Job: A faithful transcription of all the data is required.

— start Records provided —

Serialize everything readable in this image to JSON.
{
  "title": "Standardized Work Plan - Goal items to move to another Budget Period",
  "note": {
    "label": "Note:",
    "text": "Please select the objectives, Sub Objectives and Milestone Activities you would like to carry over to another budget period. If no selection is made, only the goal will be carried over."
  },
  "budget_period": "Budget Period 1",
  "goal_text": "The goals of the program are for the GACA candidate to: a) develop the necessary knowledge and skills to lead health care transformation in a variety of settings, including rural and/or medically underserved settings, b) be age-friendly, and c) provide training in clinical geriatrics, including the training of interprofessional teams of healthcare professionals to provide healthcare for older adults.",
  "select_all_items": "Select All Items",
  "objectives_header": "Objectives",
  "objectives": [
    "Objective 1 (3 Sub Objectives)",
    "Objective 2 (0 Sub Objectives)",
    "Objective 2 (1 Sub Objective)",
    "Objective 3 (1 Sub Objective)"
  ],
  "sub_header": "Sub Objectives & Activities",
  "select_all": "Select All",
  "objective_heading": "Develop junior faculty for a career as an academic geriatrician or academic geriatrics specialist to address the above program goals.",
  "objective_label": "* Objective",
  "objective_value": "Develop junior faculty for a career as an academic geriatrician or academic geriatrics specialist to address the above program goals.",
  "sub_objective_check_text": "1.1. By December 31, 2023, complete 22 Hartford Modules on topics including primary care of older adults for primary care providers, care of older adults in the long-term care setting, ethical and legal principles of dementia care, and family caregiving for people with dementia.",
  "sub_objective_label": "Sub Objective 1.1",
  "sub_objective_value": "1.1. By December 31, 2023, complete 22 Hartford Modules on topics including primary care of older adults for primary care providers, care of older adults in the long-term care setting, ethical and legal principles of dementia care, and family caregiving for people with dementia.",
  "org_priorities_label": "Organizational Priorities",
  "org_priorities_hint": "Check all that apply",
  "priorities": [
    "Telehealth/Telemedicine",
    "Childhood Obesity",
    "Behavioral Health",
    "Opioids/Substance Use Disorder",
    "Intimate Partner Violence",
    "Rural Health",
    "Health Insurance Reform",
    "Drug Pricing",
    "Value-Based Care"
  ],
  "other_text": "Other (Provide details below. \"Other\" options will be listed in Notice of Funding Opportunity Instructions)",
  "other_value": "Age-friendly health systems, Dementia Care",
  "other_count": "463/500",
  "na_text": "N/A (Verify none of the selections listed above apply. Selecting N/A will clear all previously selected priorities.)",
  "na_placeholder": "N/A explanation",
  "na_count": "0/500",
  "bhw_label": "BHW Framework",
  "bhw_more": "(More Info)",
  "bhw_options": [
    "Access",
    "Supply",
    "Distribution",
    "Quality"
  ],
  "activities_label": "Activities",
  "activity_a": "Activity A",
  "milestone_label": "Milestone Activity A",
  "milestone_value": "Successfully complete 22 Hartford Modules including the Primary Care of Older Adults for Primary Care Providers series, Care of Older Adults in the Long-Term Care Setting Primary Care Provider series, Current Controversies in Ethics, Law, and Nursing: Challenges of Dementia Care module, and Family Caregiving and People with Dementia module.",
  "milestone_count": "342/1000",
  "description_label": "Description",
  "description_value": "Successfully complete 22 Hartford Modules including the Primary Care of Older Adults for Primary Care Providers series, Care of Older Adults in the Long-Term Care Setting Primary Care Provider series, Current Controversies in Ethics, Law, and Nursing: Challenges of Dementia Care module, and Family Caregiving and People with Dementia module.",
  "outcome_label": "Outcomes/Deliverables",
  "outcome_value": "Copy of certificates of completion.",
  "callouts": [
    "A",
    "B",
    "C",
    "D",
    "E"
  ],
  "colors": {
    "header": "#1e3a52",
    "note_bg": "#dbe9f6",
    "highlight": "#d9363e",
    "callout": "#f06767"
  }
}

— end Records provided —

Task result:
Serialize everything readable in this image to JSON.
{
  "title": "Standardized Work Plan - Goal items to move to another Budget Period",
  "note": {
    "label": "Note:",
    "text": "Please select the objectives, Sub Objectives and Milestone Activities you would like to carry over to another budget period. If no selection is made, only the goal will be carried over."
  },
  "budget_period": "Budget Period 1",
  "goal_text": "The goals of the program are for the GACA candidate to: a) develop the necessary knowledge and skills to lead health care transformation in a variety of settings, including rural and/or medically underserved settings, b) be age-friendly, and c) provide training in clinical geriatrics, including the training of interprofessional teams of healthcare professionals to provide healthcare for older adults.",
  "select_all_items": "Select All Items",
  "objectives_header": "Objectives",
  "objectives": [
    "Objective 1 (3 Sub Objectives)",
    "Objective 2 (0 Sub Objectives)",
    "Objective 2 (1 Sub Objective)",
    "Objective 3 (1 Sub Objective)"
  ],
  "sub_header": "Sub Objectives & Activities",
  "select_all": "Select All",
  "objective_heading": "Develop junior faculty for a career as an academic geriatrician or academic geriatrics specialist to address the above program goals.",
  "objective_label": "* Objective",
  "objective_value": "Develop junior faculty for a career as an academic geriatrician or academic geriatrics specialist to address the above program goals.",
  "sub_objective_check_text": "1.1. By December 31, 2023, complete 22 Hartford Modules on topics including primary care of older adults for primary care providers, care of older adults in the long-term care setting, ethical and legal principles of dementia care, and family caregiving for people with dementia.",
  "sub_objective_label": "Sub Objective 1.1",
  "sub_objective_value": "1.1. By December 31, 2023, complete 22 Hartford Modules on topics including primary care of older adults for primary care providers, care of older adults in the long-term care setting, ethical and legal principles of dementia care, and family caregiving for people with dementia.",
  "org_priorities_label": "Organizational Priorities",
  "org_priorities_hint": "Check all that apply",
  "priorities": [
    "Telehealth/Telemedicine",
    "Childhood Obesity",
    "Behavioral Health",
    "Opioids/Substance Use Disorder",
    "Intimate Partner Violence",
    "Rural Health",
    "Health Insurance Reform",
    "Drug Pricing",
    "Value-Based Care"
  ],
  "other_text": "Other (Provide details below. \"Other\" options will be listed in Notice of Funding Opportunity Instructions)",
  "other_value": "Age-friendly health systems, Dementia Care",
  "other_count": "463/500",
  "na_text": "N/A (Verify none of the selections listed above apply. Selecting N/A will clear all previously selected priorities.)",
  "na_placeholder": "N/A explanation",
  "na_count": "0/500",
  "bhw_label": "BHW Framework",
  "bhw_more": "(More Info)",
  "bhw_options": [
    "Access",
    "Supply",
    "Distribution",
    "Quality"
  ],
  "activities_label": "Activities",
  "activity_a": "Activity A",
  "milestone_label": "Milestone Activity A",
  "milestone_value": "Successfully complete 22 Hartford Modules including the Primary Care of Older Adults for Primary Care Providers series, Care of Older Adults in the Long-Term Care Setting Primary Care Provider series, Current Controversies in Ethics, Law, and Nursing: Challenges of Dementia Care module, and Family Caregiving and People with Dementia module.",
  "milestone_count": "342/1000",
  "description_label": "Description",
  "description_value": "Successfully complete 22 Hartford Modules including the Primary Care of Older Adults for Primary Care Providers series, Care of Older Adults in the Long-Term Care Setting Primary Care Provider series, Current Controversies in Ethics, Law, and Nursing: Challenges of Dementia Care module, and Family Caregiving and People with Dementia module.",
  "outcome_label": "Outcomes/Deliverables",
  "outcome_value": "Copy of certificates of completion.",
  "callouts": [
    "A",
    "B",
    "C",
    "D",
    "E"
  ],
  "colors": {
    "header": "#1e3a52",
    "note_bg": "#dbe9f6",
    "highlight": "#d9363e",
    "callout": "#f06767"
  }
}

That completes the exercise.